REQUIREMENT:
Look for the word "JSON" in the entries below, then copy every line that has it.

※

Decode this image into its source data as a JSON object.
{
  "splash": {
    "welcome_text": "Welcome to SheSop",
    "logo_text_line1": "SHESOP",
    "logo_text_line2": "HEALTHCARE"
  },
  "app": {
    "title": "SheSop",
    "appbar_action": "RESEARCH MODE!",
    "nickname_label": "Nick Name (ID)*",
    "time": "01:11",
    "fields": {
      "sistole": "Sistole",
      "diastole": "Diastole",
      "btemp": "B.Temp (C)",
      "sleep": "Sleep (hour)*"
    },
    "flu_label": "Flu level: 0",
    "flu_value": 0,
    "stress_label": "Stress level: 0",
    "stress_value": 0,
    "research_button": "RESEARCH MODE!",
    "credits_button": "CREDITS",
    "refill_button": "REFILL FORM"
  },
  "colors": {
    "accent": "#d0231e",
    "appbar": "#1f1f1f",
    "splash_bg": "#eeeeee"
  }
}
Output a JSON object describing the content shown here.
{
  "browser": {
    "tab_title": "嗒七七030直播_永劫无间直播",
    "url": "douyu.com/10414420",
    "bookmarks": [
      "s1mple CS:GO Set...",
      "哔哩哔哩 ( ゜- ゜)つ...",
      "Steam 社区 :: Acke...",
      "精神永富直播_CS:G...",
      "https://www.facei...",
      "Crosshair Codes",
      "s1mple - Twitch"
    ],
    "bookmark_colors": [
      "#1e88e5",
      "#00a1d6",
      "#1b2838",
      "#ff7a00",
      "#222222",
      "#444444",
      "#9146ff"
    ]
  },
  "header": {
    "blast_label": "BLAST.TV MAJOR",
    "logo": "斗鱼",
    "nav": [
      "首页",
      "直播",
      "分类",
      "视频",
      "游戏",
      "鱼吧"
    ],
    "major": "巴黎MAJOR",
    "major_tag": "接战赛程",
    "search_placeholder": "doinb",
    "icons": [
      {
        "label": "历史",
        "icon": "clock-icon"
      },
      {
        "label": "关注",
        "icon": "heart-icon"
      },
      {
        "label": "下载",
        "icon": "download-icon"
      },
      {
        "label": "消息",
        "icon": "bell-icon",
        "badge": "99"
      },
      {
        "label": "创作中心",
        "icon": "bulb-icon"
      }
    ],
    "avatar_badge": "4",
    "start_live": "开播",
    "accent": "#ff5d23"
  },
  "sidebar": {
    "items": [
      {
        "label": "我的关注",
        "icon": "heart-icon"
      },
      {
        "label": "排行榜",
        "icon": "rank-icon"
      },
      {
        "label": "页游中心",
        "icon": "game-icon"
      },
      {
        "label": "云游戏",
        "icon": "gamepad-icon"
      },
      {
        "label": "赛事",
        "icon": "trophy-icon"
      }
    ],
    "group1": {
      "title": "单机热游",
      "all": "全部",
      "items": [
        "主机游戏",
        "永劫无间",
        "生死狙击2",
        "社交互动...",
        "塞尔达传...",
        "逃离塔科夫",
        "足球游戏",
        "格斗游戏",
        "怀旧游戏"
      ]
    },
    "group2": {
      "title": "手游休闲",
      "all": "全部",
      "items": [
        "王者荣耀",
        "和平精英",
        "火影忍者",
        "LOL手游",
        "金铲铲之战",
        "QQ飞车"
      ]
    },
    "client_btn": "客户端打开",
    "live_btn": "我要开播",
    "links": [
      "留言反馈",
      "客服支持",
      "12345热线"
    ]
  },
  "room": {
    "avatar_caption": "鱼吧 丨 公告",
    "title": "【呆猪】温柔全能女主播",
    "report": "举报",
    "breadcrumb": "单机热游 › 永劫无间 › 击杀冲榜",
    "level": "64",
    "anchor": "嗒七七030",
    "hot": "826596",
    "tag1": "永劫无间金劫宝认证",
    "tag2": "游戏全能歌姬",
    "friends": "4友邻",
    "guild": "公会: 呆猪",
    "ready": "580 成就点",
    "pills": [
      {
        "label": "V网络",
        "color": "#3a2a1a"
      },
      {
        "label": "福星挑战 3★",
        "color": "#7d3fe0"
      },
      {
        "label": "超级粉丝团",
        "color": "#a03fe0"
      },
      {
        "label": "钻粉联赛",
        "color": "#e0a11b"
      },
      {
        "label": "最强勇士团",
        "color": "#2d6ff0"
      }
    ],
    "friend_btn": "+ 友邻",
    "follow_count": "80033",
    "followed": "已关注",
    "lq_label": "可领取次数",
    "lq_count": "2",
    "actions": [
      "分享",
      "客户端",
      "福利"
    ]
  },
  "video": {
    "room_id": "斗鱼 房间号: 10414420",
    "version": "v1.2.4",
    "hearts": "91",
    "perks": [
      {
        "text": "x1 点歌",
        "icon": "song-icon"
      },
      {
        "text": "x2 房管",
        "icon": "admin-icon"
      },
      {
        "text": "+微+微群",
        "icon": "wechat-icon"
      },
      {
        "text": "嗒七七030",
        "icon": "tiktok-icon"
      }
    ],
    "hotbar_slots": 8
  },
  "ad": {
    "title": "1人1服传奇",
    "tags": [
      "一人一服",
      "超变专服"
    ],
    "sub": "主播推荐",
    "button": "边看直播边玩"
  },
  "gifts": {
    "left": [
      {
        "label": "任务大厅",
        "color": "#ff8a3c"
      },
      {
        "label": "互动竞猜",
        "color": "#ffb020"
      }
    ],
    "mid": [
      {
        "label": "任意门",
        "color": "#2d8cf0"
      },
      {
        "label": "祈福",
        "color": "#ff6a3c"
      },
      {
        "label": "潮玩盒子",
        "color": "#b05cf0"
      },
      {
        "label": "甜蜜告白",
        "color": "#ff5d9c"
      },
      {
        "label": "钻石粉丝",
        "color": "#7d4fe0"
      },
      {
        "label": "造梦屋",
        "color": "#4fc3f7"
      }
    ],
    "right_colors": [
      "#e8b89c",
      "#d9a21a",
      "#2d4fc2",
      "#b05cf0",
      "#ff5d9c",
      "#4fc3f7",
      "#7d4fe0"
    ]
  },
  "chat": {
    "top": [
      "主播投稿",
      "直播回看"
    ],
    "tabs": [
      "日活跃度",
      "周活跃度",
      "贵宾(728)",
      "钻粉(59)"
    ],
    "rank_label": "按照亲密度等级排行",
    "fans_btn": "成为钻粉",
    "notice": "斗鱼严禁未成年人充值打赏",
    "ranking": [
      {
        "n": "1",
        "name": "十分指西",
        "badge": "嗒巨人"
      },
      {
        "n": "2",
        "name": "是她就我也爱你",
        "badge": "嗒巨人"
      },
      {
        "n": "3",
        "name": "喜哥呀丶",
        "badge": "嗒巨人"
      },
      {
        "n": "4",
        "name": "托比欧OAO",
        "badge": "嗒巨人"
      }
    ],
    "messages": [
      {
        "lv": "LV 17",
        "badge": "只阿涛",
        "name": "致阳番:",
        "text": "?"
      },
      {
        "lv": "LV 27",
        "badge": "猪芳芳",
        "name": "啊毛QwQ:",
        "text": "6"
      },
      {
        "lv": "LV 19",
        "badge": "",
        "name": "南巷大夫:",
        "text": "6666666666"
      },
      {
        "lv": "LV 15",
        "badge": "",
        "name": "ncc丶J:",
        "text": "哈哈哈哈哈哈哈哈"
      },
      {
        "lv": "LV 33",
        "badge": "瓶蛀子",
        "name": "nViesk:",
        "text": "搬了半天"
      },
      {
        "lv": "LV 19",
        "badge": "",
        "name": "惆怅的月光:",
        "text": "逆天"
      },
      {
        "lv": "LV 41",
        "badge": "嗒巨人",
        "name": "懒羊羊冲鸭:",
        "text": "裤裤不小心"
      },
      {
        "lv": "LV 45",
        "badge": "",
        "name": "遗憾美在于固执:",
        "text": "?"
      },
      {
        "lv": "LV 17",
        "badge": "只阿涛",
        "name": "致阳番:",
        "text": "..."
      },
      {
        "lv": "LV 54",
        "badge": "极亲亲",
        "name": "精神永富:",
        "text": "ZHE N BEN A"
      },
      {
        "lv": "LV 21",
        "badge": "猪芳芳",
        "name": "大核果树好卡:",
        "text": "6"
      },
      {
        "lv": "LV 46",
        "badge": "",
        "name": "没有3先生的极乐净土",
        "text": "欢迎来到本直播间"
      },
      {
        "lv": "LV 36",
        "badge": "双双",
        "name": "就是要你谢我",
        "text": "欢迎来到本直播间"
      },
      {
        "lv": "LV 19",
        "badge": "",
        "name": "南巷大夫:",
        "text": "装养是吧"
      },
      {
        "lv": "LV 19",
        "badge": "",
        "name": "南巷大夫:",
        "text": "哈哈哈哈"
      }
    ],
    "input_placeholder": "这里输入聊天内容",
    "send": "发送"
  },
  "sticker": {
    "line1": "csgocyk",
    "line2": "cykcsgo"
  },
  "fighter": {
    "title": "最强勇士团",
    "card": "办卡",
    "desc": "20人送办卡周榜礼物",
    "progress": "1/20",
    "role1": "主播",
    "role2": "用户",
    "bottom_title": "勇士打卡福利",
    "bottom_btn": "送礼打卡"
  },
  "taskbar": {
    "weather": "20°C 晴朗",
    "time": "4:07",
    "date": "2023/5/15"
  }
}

※

ANSWER TO THE EXERCISE:
Decode this image into its source data as a JSON object.
Output a JSON object describing the content shown here.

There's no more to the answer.